Dataset entries on figures

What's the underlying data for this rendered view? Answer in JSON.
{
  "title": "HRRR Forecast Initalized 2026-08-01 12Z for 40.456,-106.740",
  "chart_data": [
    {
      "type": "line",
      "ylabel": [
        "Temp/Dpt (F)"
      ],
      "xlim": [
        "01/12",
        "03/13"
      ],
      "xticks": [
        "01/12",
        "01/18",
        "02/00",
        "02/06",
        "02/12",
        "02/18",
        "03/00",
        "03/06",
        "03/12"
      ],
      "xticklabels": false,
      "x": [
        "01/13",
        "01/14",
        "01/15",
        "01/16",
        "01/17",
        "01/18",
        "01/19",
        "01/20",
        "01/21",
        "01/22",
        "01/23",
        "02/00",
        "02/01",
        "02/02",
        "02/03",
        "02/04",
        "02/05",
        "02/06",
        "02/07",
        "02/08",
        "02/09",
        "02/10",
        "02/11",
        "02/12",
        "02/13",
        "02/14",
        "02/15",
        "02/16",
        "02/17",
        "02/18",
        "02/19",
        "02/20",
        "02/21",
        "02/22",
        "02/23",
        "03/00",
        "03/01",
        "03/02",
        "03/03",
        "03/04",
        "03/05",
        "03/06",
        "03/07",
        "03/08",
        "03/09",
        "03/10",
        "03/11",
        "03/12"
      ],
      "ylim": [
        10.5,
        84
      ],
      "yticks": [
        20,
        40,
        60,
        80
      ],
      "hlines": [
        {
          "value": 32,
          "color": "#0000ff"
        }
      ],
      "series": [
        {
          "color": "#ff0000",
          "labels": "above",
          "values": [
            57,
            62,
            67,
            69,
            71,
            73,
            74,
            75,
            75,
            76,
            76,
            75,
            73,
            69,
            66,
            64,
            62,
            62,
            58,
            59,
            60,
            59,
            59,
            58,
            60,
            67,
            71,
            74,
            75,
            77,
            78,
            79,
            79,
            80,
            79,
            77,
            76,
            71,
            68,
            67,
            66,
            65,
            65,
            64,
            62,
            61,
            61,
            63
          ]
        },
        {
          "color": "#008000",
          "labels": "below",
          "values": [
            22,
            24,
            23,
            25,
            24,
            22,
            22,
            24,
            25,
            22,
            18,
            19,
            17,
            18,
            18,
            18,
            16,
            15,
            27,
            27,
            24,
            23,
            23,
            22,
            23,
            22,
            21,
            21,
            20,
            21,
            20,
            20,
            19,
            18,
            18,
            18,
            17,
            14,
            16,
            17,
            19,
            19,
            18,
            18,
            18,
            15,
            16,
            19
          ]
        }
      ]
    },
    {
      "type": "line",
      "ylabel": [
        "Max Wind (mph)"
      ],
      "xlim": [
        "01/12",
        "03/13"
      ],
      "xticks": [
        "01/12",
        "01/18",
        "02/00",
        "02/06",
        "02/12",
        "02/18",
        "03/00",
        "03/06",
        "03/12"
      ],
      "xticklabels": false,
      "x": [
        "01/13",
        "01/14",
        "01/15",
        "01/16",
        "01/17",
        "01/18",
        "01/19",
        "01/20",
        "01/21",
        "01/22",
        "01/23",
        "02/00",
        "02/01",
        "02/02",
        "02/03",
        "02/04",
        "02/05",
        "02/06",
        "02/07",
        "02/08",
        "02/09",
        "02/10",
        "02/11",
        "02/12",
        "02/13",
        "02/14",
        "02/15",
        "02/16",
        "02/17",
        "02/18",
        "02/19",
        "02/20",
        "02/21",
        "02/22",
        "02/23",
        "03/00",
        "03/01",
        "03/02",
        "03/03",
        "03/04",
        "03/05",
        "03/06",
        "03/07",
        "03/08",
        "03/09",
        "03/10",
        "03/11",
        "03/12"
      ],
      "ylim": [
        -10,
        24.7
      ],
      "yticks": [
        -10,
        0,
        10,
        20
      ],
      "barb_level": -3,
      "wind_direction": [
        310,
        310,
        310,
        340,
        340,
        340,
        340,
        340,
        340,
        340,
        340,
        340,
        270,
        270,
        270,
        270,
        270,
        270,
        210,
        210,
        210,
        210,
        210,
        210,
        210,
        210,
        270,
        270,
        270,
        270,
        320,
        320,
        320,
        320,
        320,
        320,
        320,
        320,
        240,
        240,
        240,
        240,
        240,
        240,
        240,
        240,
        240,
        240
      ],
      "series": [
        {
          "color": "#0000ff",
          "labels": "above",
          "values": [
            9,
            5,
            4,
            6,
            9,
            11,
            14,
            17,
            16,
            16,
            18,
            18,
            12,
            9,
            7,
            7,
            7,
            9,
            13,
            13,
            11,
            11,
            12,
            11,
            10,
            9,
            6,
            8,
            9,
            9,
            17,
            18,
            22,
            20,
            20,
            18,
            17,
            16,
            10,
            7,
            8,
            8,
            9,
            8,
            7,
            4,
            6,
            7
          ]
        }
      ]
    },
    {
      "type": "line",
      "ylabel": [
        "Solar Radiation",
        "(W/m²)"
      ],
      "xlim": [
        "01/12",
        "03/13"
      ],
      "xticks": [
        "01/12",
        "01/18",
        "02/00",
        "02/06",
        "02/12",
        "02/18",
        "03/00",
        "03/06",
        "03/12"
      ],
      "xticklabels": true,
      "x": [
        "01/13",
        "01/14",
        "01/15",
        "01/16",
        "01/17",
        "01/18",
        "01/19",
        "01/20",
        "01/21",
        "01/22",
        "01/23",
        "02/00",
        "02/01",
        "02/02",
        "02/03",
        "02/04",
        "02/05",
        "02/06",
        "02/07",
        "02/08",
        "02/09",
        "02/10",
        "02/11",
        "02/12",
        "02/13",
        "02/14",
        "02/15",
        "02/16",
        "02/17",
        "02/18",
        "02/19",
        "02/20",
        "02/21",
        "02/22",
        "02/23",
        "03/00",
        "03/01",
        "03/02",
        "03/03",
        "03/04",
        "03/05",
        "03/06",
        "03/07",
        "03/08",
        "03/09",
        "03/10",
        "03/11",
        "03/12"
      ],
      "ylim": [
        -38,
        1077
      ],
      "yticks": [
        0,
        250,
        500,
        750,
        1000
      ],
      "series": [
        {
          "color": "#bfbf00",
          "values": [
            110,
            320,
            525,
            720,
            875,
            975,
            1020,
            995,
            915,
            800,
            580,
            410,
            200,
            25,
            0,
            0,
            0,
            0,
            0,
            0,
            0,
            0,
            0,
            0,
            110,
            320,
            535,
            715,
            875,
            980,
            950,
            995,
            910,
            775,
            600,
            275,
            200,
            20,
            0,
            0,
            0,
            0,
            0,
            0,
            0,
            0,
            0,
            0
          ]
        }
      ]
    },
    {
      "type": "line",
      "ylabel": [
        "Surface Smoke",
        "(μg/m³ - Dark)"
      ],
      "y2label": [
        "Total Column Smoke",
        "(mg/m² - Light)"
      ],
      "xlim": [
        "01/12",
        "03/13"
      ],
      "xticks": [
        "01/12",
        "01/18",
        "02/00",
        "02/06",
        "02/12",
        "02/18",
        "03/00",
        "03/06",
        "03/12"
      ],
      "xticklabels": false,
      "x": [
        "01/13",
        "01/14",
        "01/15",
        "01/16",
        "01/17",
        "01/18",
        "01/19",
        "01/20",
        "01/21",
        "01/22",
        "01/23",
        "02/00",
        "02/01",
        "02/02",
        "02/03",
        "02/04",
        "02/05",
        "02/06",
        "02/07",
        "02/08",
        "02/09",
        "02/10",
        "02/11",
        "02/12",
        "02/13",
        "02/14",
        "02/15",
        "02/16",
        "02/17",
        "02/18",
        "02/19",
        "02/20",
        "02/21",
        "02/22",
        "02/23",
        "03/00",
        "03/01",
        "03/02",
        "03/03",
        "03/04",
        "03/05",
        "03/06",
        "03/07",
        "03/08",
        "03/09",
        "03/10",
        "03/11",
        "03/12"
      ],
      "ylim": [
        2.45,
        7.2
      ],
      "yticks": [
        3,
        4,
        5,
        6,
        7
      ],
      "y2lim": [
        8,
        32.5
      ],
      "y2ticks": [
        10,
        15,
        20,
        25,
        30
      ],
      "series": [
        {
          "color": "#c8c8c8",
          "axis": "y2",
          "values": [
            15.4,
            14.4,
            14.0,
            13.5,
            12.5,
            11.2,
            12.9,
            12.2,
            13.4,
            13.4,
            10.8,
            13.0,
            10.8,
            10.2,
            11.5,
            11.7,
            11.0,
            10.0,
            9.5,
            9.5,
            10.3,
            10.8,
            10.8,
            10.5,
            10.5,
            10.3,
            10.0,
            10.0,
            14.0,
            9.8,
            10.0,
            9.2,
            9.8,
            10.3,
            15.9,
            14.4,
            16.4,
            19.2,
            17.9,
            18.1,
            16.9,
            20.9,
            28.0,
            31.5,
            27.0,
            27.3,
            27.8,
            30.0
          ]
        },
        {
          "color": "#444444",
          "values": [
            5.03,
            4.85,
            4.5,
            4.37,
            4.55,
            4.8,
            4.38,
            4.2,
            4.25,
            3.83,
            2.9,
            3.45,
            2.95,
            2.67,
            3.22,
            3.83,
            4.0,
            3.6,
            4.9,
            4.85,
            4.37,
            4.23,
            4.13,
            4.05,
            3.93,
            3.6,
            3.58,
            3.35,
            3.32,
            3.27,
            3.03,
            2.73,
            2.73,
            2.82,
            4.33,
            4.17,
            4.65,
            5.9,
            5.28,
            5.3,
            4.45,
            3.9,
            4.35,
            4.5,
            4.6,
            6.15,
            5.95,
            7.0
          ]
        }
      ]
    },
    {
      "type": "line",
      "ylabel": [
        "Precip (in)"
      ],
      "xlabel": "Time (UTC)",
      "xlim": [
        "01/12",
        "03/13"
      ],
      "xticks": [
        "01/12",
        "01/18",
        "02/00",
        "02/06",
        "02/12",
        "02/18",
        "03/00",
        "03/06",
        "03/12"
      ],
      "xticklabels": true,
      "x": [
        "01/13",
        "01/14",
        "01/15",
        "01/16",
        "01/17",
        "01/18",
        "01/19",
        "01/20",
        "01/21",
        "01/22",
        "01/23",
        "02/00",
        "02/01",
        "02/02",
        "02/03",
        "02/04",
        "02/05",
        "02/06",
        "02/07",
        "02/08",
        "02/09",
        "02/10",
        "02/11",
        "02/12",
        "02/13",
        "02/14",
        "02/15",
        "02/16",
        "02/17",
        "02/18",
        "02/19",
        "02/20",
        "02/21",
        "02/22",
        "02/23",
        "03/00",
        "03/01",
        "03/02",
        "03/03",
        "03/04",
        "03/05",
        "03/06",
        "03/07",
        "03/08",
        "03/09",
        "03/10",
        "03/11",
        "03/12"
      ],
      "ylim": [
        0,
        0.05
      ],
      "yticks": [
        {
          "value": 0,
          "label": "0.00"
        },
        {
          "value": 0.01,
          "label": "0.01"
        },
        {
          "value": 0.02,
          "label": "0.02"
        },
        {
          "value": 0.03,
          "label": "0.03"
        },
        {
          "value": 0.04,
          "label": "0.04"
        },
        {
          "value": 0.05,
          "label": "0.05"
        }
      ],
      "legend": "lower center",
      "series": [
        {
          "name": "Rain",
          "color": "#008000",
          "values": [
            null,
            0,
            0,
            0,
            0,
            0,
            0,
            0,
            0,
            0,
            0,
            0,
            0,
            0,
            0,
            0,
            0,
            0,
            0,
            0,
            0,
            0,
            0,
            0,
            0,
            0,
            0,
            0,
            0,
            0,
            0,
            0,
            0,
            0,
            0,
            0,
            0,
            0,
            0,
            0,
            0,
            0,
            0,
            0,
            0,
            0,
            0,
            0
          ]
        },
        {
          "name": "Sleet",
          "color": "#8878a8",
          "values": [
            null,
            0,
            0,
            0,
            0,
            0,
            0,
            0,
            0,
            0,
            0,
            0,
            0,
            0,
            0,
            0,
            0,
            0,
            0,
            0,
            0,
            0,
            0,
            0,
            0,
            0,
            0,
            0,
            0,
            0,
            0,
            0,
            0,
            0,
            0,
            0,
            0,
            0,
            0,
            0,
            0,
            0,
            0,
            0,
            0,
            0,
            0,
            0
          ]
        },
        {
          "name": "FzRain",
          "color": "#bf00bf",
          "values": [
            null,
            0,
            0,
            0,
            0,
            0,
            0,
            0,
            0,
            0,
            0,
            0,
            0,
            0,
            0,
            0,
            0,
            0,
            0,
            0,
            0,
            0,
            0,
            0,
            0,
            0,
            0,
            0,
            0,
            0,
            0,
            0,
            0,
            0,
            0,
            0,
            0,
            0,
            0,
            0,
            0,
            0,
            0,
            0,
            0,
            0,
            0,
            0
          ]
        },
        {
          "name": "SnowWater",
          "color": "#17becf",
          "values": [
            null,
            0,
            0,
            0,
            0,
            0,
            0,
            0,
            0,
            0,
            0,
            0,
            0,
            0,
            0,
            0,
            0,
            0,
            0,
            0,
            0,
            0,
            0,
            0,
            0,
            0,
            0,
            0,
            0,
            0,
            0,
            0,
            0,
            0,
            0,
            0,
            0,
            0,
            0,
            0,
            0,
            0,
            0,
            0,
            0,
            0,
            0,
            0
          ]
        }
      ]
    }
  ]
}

• GOAL OF THE EXERCISE
In the listing above, count each line that holds the string "name". Give the number only.

• REPLY TO THE EXERCISE
4